──────── Records to use ────────
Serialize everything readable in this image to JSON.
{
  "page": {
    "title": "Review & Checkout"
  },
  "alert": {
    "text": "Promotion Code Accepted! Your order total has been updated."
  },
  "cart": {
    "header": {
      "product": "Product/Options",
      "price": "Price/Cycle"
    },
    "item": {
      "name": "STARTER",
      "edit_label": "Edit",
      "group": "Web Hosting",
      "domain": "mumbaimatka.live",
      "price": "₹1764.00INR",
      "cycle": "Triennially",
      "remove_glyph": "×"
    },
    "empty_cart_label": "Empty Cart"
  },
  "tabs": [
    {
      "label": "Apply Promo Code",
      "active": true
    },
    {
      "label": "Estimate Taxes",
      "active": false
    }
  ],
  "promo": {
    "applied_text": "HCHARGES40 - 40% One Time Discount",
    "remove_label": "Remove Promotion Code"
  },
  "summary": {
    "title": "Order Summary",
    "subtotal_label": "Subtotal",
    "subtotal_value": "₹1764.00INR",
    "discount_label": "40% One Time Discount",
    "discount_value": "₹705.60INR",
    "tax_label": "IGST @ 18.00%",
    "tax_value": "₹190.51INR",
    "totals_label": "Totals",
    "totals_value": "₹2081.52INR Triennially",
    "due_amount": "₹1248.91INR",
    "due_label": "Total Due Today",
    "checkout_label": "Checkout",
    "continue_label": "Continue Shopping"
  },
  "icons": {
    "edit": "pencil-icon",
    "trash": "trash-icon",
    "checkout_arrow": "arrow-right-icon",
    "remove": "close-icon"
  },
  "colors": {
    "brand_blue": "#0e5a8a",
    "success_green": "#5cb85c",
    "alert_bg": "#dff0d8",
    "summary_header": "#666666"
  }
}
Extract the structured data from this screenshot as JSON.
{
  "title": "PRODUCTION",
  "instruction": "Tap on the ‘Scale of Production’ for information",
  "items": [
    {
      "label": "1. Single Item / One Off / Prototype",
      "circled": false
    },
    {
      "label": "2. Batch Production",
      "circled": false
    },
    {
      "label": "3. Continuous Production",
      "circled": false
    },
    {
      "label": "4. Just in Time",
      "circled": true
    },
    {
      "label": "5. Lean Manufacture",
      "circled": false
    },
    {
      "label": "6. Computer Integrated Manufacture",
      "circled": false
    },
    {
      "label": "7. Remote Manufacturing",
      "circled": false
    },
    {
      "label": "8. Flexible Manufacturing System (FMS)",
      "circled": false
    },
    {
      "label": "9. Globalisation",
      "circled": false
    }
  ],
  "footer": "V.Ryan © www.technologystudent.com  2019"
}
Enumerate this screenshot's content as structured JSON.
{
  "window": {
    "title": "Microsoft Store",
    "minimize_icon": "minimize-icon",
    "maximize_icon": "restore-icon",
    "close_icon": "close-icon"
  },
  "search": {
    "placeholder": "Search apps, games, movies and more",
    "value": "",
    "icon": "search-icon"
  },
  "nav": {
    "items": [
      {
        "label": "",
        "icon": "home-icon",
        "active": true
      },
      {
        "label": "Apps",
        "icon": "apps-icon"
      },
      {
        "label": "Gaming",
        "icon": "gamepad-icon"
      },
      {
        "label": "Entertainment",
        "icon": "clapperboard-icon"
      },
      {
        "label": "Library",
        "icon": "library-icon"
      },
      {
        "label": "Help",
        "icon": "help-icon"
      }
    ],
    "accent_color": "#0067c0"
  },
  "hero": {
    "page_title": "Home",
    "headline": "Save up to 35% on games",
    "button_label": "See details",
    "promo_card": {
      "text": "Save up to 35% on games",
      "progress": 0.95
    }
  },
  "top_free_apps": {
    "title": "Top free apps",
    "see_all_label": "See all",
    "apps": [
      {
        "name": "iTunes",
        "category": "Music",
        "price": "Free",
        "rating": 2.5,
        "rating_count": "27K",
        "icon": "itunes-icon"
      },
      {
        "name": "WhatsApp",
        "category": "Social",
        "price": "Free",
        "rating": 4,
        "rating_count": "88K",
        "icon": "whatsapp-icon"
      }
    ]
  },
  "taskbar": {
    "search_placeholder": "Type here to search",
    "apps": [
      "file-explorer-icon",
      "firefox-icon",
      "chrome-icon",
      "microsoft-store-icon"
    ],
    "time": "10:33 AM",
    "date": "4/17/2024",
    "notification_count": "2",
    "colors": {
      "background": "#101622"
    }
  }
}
────────
Transcribe all of the material exactly. Omit nothing.

Solved exercise:
Serialize everything readable in this image to JSON.
{
  "page": {
    "title": "Review & Checkout"
  },
  "alert": {
    "text": "Promotion Code Accepted! Your order total has been updated."
  },
  "cart": {
    "header": {
      "product": "Product/Options",
      "price": "Price/Cycle"
    },
    "item": {
      "name": "STARTER",
      "edit_label": "Edit",
      "group": "Web Hosting",
      "domain": "mumbaimatka.live",
      "price": "₹1764.00INR",
      "cycle": "Triennially",
      "remove_glyph": "×"
    },
    "empty_cart_label": "Empty Cart"
  },
  "tabs": [
    {
      "label": "Apply Promo Code",
      "active": true
    },
    {
      "label": "Estimate Taxes",
      "active": false
    }
  ],
  "promo": {
    "applied_text": "HCHARGES40 - 40% One Time Discount",
    "remove_label": "Remove Promotion Code"
  },
  "summary": {
    "title": "Order Summary",
    "subtotal_label": "Subtotal",
    "subtotal_value": "₹1764.00INR",
    "discount_label": "40% One Time Discount",
    "discount_value": "₹705.60INR",
    "tax_label": "IGST @ 18.00%",
    "tax_value": "₹190.51INR",
    "totals_label": "Totals",
    "totals_value": "₹2081.52INR Triennially",
    "due_amount": "₹1248.91INR",
    "due_label": "Total Due Today",
    "checkout_label": "Checkout",
    "continue_label": "Continue Shopping"
  },
  "icons": {
    "edit": "pencil-icon",
    "trash": "trash-icon",
    "checkout_arrow": "arrow-right-icon",
    "remove": "close-icon"
  },
  "colors": {
    "brand_blue": "#0e5a8a",
    "success_green": "#5cb85c",
    "alert_bg": "#dff0d8",
    "summary_header": "#666666"
  }
}
Extract the structured data from this screenshot as JSON.
{
  "title": "PRODUCTION",
  "instruction": "Tap on the ‘Scale of Production’ for information",
  "items": [
    {
      "label": "1. Single Item / One Off / Prototype",
      "circled": false
    },
    {
      "label": "2. Batch Production",
      "circled": false
    },
    {
      "label": "3. Continuous Production",
      "circled": false
    },
    {
      "label": "4. Just in Time",
      "circled": true
    },
    {
      "label": "5. Lean Manufacture",
      "circled": false
    },
    {
      "label": "6. Computer Integrated Manufacture",
      "circled": false
    },
    {
      "label": "7. Remote Manufacturing",
      "circled": false
    },
    {
      "label": "8. Flexible Manufacturing System (FMS)",
      "circled": false
    },
    {
      "label": "9. Globalisation",
      "circled": false
    }
  ],
  "footer": "V.Ryan © www.technologystudent.com  2019"
}
Enumerate this screenshot's content as structured JSON.
{
  "window": {
    "title": "Microsoft Store",
    "minimize_icon": "minimize-icon",
    "maximize_icon": "restore-icon",
    "close_icon": "close-icon"
  },
  "search": {
    "placeholder": "Search apps, games, movies and more",
    "value": "",
    "icon": "search-icon"
  },
  "nav": {
    "items": [
      {
        "label": "",
        "icon": "home-icon",
        "active": true
      },
      {
        "label": "Apps",
        "icon": "apps-icon"
      },
      {
        "label": "Gaming",
        "icon": "gamepad-icon"
      },
      {
        "label": "Entertainment",
        "icon": "clapperboard-icon"
      },
      {
        "label": "Library",
        "icon": "library-icon"
      },
      {
        "label": "Help",
        "icon": "help-icon"
      }
    ],
    "accent_color": "#0067c0"
  },
  "hero": {
    "page_title": "Home",
    "headline": "Save up to 35% on games",
    "button_label": "See details",
    "promo_card": {
      "text": "Save up to 35% on games",
      "progress": 0.95
    }
  },
  "top_free_apps": {
    "title": "Top free apps",
    "see_all_label": "See all",
    "apps": [
      {
        "name": "iTunes",
        "category": "Music",
        "price": "Free",
        "rating": 2.5,
        "rating_count": "27K",
        "icon": "itunes-icon"
      },
      {
        "name": "WhatsApp",
        "category": "Social",
        "price": "Free",
        "rating": 4,
        "rating_count": "88K",
        "icon": "whatsapp-icon"
      }
    ]
  },
  "taskbar": {
    "search_placeholder": "Type here to search",
    "apps": [
      "file-explorer-icon",
      "firefox-icon",
      "chrome-icon",
      "microsoft-store-icon"
    ],
    "time": "10:33 AM",
    "date": "4/17/2024",
    "notification_count": "2",
    "colors": {
      "background": "#101622"
    }
  }
}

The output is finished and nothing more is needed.